## CONSIGNA A
Responde estas preguntas sobre el texto proporcionado:
(i) Según Carl Jung, ¿qué yace en todo adulto?
(ii) ¿Qué le obsequia Don T a su hijo mayor?
(iii) ¿En qué persona cuenta el narrador la historia?

## TEXTO PROPORCIONADO

================================

Carl Jung dice que en todo adulto yace un niño eterno en constante formación, y el de la otra escuela psicológica, Freud, afirma que no hay diferencia entre el escritor y el niño que juega. En su trabajo El creador literario y el fantaseo” postula: todo niño que juega se comporta como un poeta, porque crea su propio mundo, o mejor dicho inserta en un nuevo orden que le agrada, toma muy en serio su juego, y emplea en él grandes montos de afecto”; y diría de efectos, porque con su destreza narrativa Antonio Tello no hace evocar recuerdos de infancia y valorar los recursos estéticos que se emplean.
Hablemos del protagonista, del narrador que en primera persona nos contará de algo tan argento, como el asado, de la vida y su derrotero: no en forma lineal, sino con avances y retrocesos, como una película que hace feedback para poder interpretar el presente. Una novela de iniciación que cuando Don T le obsequia a su hijo mayor un Solingen, cuchillo y tenedor, serán los elementos iniciáticos de un ritual bien argentino: la llave, el talismán para pasar de niño a joven habilitado, incluido en el clan, y en un plan vital.

================================

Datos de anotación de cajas
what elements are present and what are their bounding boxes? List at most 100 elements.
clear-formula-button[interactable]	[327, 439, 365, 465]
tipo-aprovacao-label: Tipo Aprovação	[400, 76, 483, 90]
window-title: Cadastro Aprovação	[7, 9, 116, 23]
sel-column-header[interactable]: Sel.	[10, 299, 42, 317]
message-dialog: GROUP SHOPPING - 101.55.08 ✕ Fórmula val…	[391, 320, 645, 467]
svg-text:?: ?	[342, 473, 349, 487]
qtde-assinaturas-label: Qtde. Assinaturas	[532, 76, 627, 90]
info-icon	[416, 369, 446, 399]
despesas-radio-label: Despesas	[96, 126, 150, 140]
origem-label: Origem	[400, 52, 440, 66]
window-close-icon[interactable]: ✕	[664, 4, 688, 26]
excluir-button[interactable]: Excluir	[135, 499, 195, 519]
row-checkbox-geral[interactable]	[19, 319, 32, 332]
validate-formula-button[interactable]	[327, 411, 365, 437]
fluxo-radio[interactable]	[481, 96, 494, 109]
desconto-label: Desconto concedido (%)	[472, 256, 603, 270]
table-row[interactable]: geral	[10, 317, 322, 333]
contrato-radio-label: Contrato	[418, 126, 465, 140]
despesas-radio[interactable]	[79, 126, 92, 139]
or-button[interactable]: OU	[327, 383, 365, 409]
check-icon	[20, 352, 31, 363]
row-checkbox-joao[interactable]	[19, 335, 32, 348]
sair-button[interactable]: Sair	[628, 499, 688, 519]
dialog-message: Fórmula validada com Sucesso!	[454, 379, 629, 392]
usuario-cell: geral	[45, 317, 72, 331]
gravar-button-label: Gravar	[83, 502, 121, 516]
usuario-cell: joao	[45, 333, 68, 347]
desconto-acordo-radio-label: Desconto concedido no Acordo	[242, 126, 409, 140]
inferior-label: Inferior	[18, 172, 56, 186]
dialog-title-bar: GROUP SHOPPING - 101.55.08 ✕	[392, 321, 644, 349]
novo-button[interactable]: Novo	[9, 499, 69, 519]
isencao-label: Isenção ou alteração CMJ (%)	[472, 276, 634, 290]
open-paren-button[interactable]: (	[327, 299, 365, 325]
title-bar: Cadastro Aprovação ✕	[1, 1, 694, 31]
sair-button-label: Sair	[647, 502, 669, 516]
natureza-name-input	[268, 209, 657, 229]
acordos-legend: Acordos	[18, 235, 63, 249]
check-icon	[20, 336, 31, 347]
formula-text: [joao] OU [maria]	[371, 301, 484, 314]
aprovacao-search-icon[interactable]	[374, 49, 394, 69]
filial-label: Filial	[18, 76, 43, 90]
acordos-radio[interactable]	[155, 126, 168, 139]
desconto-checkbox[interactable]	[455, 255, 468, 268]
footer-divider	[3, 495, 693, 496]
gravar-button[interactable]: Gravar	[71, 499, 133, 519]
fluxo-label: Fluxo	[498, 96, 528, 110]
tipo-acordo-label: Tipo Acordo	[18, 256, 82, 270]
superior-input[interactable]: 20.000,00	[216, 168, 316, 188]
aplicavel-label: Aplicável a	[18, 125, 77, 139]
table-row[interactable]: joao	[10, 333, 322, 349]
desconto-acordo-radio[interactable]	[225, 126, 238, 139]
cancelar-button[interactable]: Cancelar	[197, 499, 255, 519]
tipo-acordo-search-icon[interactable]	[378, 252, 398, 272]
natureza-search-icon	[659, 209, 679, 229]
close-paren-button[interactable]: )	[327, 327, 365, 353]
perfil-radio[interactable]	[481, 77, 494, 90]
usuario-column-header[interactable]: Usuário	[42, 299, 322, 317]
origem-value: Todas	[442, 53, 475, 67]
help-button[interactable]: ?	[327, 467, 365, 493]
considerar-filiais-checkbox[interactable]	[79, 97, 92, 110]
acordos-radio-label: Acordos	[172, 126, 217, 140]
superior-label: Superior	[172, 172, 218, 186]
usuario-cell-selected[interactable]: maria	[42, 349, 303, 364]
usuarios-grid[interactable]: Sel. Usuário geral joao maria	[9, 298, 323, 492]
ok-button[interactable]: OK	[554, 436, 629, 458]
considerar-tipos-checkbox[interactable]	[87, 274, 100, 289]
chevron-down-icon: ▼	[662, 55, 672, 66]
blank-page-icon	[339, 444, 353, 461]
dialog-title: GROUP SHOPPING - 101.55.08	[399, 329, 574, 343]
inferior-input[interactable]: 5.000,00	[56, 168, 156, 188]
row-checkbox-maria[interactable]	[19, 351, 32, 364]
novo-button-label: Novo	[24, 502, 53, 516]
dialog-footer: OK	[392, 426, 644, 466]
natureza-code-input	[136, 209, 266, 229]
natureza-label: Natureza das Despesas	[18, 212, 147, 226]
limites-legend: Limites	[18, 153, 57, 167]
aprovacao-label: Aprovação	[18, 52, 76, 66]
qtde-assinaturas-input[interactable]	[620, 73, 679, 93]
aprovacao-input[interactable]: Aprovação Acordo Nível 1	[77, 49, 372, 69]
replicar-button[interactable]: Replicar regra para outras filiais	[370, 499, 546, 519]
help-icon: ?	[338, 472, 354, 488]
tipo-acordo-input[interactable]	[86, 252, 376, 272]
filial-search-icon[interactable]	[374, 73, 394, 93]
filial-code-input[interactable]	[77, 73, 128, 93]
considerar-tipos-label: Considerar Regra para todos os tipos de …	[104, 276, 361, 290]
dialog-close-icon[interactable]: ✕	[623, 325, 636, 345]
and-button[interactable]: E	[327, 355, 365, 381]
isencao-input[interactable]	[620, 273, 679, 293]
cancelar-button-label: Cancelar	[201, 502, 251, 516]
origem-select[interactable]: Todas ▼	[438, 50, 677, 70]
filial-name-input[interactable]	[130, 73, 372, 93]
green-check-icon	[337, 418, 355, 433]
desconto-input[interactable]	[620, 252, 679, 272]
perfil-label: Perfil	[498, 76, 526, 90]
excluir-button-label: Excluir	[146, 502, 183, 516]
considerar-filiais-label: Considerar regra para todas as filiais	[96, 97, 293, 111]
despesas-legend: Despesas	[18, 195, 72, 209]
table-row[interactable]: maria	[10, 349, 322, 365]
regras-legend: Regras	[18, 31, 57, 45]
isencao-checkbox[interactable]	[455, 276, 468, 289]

================================

## CONSIGNA B
Expresa como tabla Markdown, con las columnas Fila y Línea, las filas de datos de anotación: empieza en la primera y detente tras la que contiene "369, 446, 399]". Omite las líneas en blanco.

## RESPUESTA ESPERADA A
(i) Un niño eterno en constante formación.
(ii) Un Solingen, cuchillo y tenedor.
(iii) En primera persona.

## RESPUESTA ESPERADA B
| Fila | Línea |
|---|---|
| 1 | what elements are present and what are their bounding boxes? List at most 100 elements. |
| 2 | clear-formula-button[interactable]	[327, 439, 365, 465] |
| 3 | tipo-aprovacao-label: Tipo Aprovação	[400, 76, 483, 90] |
| 4 | window-title: Cadastro Aprovação	[7, 9, 116, 23] |
| 5 | sel-column-header[interactable]: Sel.	[10, 299, 42, 317] |
| 6 | message-dialog: GROUP SHOPPING - 101.55.08 ✕ Fórmula val…	[391, 320, 645, 467] |
| 7 | svg-text:?: ?	[342, 473, 349, 487] |
| 8 | qtde-assinaturas-label: Qtde. Assinaturas	[532, 76, 627, 90] |
| 9 | info-icon	[416, 369, 446, 399] |